**Requirements**
Transcribe exactly the lines from the one containing "Output the text content of this document." through the end of the data, both included. Leave out pictures.

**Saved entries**
* * *
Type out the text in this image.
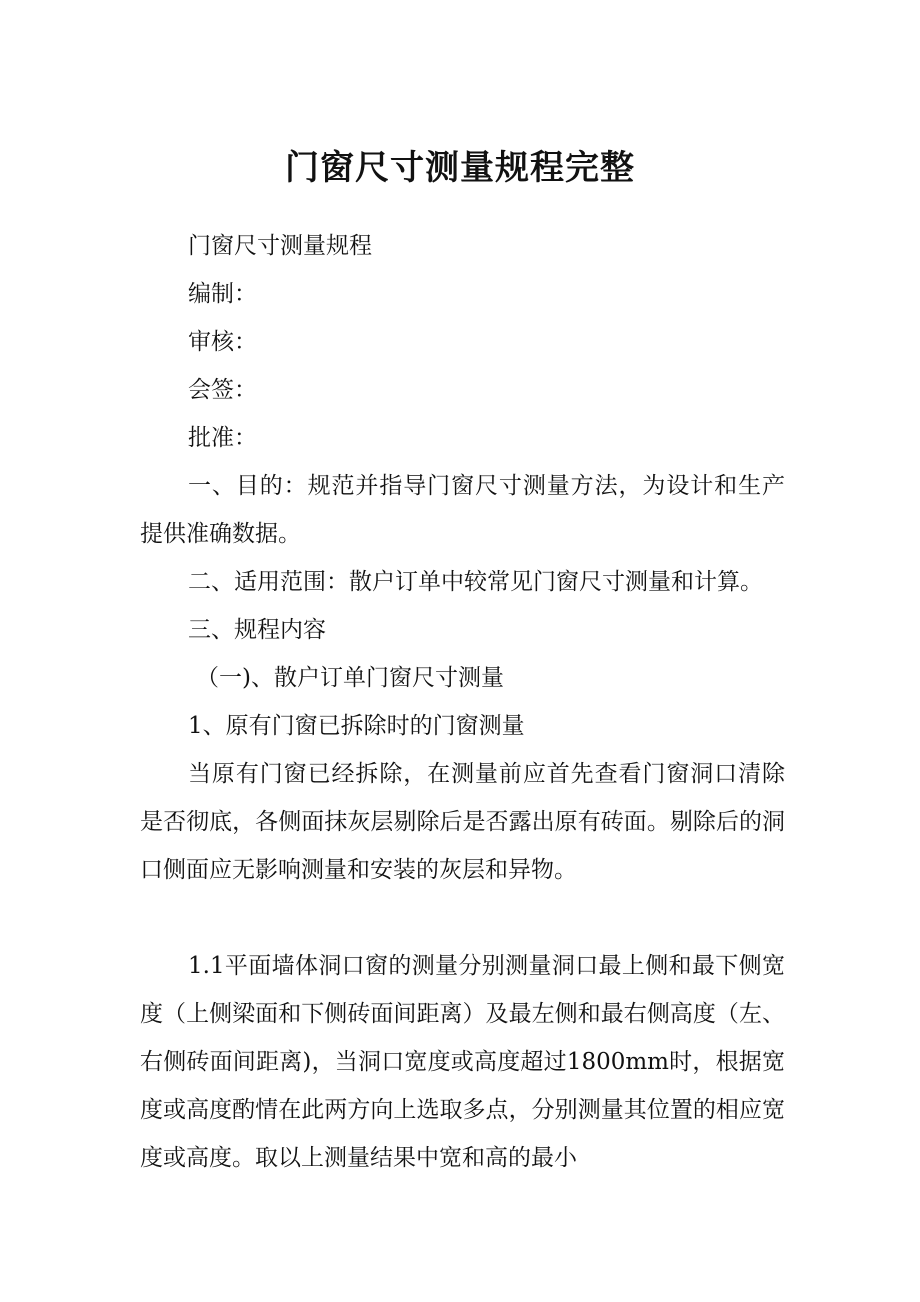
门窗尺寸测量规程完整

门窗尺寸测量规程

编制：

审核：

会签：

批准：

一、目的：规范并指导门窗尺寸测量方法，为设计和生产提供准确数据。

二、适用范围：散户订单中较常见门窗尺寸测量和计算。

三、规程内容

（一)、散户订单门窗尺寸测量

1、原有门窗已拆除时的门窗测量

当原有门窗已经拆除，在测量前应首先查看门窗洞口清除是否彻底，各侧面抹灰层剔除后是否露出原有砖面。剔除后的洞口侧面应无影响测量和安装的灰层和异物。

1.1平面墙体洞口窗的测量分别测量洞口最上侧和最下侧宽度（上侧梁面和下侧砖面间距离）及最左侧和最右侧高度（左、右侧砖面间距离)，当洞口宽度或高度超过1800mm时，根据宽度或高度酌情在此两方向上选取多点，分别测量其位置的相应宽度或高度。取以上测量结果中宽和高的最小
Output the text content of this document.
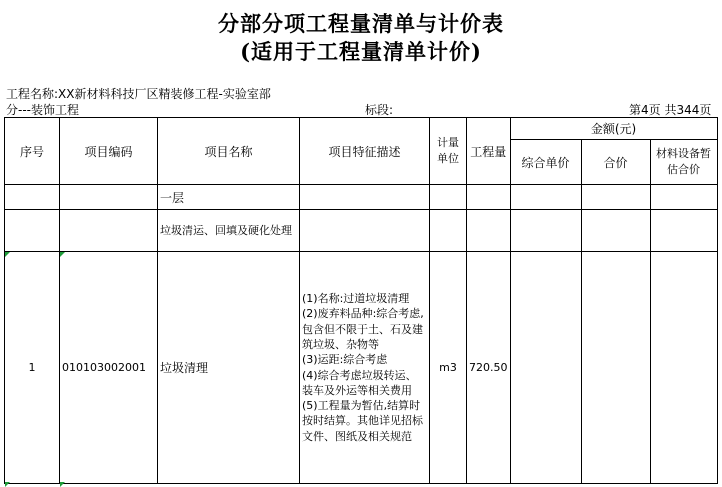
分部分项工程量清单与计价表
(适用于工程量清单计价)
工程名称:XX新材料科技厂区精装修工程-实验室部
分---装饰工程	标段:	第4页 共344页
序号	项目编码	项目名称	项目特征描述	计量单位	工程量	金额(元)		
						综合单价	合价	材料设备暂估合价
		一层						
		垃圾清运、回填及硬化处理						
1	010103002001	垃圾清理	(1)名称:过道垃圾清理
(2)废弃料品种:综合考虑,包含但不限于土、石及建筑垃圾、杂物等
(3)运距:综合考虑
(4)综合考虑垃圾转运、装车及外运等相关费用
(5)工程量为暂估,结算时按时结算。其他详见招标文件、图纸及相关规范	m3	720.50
* * *
**Solution for this task**
Output the text content of this document.
分部分项工程量清单与计价表
(适用于工程量清单计价)
工程名称:XX新材料科技厂区精装修工程-实验室部
分---装饰工程	标段:	第4页 共344页
序号	项目编码	项目名称	项目特征描述	计量单位	工程量	金额(元)		
						综合单价	合价	材料设备暂估合价
		一层						
		垃圾清运、回填及硬化处理						
1	010103002001	垃圾清理	(1)名称:过道垃圾清理
(2)废弃料品种:综合考虑,包含但不限于土、石及建筑垃圾、杂物等
(3)运距:综合考虑
(4)综合考虑垃圾转运、装车及外运等相关费用
(5)工程量为暂估,结算时按时结算。其他详见招标文件、图纸及相关规范	m3	720.50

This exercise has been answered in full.